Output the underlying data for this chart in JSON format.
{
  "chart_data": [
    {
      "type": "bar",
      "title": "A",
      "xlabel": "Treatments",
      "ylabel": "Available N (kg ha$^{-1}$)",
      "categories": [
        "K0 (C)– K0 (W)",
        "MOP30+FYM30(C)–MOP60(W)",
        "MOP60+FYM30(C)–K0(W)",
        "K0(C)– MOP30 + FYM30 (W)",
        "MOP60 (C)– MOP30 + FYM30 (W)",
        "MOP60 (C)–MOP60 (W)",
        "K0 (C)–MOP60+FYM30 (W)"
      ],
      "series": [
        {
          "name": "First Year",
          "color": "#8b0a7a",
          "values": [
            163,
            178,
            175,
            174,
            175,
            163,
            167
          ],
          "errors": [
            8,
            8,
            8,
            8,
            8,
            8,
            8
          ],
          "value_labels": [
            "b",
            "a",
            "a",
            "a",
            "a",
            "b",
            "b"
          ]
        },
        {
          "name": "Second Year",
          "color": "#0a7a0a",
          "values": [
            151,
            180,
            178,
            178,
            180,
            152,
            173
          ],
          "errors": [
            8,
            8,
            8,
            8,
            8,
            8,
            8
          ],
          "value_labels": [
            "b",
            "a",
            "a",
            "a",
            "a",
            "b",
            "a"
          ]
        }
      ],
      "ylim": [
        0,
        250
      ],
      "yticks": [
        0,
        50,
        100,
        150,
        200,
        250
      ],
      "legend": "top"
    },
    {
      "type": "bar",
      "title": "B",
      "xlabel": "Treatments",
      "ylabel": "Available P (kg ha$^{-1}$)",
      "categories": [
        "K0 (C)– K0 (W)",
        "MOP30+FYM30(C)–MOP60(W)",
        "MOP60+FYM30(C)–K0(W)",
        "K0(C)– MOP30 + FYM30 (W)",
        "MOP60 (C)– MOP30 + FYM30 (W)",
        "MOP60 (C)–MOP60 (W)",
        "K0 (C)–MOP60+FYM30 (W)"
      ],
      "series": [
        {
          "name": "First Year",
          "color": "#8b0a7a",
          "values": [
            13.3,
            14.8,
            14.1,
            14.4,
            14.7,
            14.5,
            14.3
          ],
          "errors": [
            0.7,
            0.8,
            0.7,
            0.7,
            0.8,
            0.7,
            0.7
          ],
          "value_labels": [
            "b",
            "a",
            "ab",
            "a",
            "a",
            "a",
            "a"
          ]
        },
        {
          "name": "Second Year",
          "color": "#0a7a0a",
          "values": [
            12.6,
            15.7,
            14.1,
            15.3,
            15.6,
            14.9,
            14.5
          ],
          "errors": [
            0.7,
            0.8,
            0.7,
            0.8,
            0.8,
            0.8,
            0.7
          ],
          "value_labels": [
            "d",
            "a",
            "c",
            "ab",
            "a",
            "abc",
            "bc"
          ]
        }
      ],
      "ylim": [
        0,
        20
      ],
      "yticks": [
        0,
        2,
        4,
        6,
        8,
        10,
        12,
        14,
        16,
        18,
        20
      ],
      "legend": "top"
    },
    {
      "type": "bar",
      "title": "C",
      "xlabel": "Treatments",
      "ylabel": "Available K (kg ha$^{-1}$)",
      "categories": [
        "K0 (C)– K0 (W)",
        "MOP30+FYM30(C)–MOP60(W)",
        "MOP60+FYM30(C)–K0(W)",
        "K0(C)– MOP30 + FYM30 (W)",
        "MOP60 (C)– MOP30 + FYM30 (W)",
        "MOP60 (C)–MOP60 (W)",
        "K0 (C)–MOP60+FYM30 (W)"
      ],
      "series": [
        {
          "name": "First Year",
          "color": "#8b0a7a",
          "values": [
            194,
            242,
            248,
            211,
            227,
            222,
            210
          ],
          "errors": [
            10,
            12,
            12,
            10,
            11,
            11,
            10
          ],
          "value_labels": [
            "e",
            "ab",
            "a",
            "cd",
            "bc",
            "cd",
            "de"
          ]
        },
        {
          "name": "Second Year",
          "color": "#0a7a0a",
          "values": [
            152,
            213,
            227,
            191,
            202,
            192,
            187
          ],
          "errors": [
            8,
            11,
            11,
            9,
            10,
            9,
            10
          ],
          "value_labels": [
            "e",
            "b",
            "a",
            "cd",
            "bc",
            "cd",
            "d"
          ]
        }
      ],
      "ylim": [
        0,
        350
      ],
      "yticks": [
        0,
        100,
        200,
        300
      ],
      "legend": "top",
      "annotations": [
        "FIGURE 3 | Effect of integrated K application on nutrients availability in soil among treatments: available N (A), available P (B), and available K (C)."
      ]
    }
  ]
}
· · · · · · ·
Requirement:
Your task is to transcribe the listing above in full, exactly as given.

Worked answer:
Output the underlying data for this chart in JSON format.
{
  "chart_data": [
    {
      "type": "bar",
      "title": "A",
      "xlabel": "Treatments",
      "ylabel": "Available N (kg ha$^{-1}$)",
      "categories": [
        "K0 (C)– K0 (W)",
        "MOP30+FYM30(C)–MOP60(W)",
        "MOP60+FYM30(C)–K0(W)",
        "K0(C)– MOP30 + FYM30 (W)",
        "MOP60 (C)– MOP30 + FYM30 (W)",
        "MOP60 (C)–MOP60 (W)",
        "K0 (C)–MOP60+FYM30 (W)"
      ],
      "series": [
        {
          "name": "First Year",
          "color": "#8b0a7a",
          "values": [
            163,
            178,
            175,
            174,
            175,
            163,
            167
          ],
          "errors": [
            8,
            8,
            8,
            8,
            8,
            8,
            8
          ],
          "value_labels": [
            "b",
            "a",
            "a",
            "a",
            "a",
            "b",
            "b"
          ]
        },
        {
          "name": "Second Year",
          "color": "#0a7a0a",
          "values": [
            151,
            180,
            178,
            178,
            180,
            152,
            173
          ],
          "errors": [
            8,
            8,
            8,
            8,
            8,
            8,
            8
          ],
          "value_labels": [
            "b",
            "a",
            "a",
            "a",
            "a",
            "b",
            "a"
          ]
        }
      ],
      "ylim": [
        0,
        250
      ],
      "yticks": [
        0,
        50,
        100,
        150,
        200,
        250
      ],
      "legend": "top"
    },
    {
      "type": "bar",
      "title": "B",
      "xlabel": "Treatments",
      "ylabel": "Available P (kg ha$^{-1}$)",
      "categories": [
        "K0 (C)– K0 (W)",
        "MOP30+FYM30(C)–MOP60(W)",
        "MOP60+FYM30(C)–K0(W)",
        "K0(C)– MOP30 + FYM30 (W)",
        "MOP60 (C)– MOP30 + FYM30 (W)",
        "MOP60 (C)–MOP60 (W)",
        "K0 (C)–MOP60+FYM30 (W)"
      ],
      "series": [
        {
          "name": "First Year",
          "color": "#8b0a7a",
          "values": [
            13.3,
            14.8,
            14.1,
            14.4,
            14.7,
            14.5,
            14.3
          ],
          "errors": [
            0.7,
            0.8,
            0.7,
            0.7,
            0.8,
            0.7,
            0.7
          ],
          "value_labels": [
            "b",
            "a",
            "ab",
            "a",
            "a",
            "a",
            "a"
          ]
        },
        {
          "name": "Second Year",
          "color": "#0a7a0a",
          "values": [
            12.6,
            15.7,
            14.1,
            15.3,
            15.6,
            14.9,
            14.5
          ],
          "errors": [
            0.7,
            0.8,
            0.7,
            0.8,
            0.8,
            0.8,
            0.7
          ],
          "value_labels": [
            "d",
            "a",
            "c",
            "ab",
            "a",
            "abc",
            "bc"
          ]
        }
      ],
      "ylim": [
        0,
        20
      ],
      "yticks": [
        0,
        2,
        4,
        6,
        8,
        10,
        12,
        14,
        16,
        18,
        20
      ],
      "legend": "top"
    },
    {
      "type": "bar",
      "title": "C",
      "xlabel": "Treatments",
      "ylabel": "Available K (kg ha$^{-1}$)",
      "categories": [
        "K0 (C)– K0 (W)",
        "MOP30+FYM30(C)–MOP60(W)",
        "MOP60+FYM30(C)–K0(W)",
        "K0(C)– MOP30 + FYM30 (W)",
        "MOP60 (C)– MOP30 + FYM30 (W)",
        "MOP60 (C)–MOP60 (W)",
        "K0 (C)–MOP60+FYM30 (W)"
      ],
      "series": [
        {
          "name": "First Year",
          "color": "#8b0a7a",
          "values": [
            194,
            242,
            248,
            211,
            227,
            222,
            210
          ],
          "errors": [
            10,
            12,
            12,
            10,
            11,
            11,
            10
          ],
          "value_labels": [
            "e",
            "ab",
            "a",
            "cd",
            "bc",
            "cd",
            "de"
          ]
        },
        {
          "name": "Second Year",
          "color": "#0a7a0a",
          "values": [
            152,
            213,
            227,
            191,
            202,
            192,
            187
          ],
          "errors": [
            8,
            11,
            11,
            9,
            10,
            9,
            10
          ],
          "value_labels": [
            "e",
            "b",
            "a",
            "cd",
            "bc",
            "cd",
            "d"
          ]
        }
      ],
      "ylim": [
        0,
        350
      ],
      "yticks": [
        0,
        100,
        200,
        300
      ],
      "legend": "top",
      "annotations": [
        "FIGURE 3 | Effect of integrated K application on nutrients availability in soil among treatments: available N (A), available P (B), and available K (C)."
      ]
    }
  ]
}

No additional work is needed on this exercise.